Objective - From the records below, copy every line that contains the word "Differences".

(Saved data entries)
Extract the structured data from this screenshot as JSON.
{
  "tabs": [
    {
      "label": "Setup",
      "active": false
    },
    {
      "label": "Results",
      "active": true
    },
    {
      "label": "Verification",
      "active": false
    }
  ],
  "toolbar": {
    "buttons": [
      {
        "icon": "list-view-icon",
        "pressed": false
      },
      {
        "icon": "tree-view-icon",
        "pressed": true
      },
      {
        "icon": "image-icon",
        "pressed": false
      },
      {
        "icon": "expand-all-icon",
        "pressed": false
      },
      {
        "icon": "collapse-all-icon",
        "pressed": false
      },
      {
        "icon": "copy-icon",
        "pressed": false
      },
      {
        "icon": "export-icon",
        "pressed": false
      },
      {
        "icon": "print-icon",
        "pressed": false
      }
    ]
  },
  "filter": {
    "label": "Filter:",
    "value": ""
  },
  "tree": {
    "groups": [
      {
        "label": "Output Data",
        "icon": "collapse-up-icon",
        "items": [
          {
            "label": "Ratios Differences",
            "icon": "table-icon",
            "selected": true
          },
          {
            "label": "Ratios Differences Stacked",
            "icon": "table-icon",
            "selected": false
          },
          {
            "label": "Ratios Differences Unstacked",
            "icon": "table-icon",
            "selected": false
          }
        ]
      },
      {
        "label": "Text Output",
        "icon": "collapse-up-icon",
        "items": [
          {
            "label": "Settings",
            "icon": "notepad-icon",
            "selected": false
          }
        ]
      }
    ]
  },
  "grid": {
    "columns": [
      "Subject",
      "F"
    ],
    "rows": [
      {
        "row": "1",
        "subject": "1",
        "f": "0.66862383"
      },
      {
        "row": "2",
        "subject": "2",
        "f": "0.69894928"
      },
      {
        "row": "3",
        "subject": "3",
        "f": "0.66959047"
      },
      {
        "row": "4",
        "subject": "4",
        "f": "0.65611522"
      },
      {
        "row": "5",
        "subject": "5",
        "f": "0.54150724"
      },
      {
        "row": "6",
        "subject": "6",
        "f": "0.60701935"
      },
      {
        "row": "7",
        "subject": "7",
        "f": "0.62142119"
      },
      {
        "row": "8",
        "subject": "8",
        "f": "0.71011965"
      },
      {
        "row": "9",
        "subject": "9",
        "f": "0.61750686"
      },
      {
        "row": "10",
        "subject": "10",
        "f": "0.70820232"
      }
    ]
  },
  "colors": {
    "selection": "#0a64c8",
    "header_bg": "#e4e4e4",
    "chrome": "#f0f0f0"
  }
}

Task solution -
            "label": "Ratios Differences",
            "label": "Ratios Differences Stacked",
            "label": "Ratios Differences Unstacked",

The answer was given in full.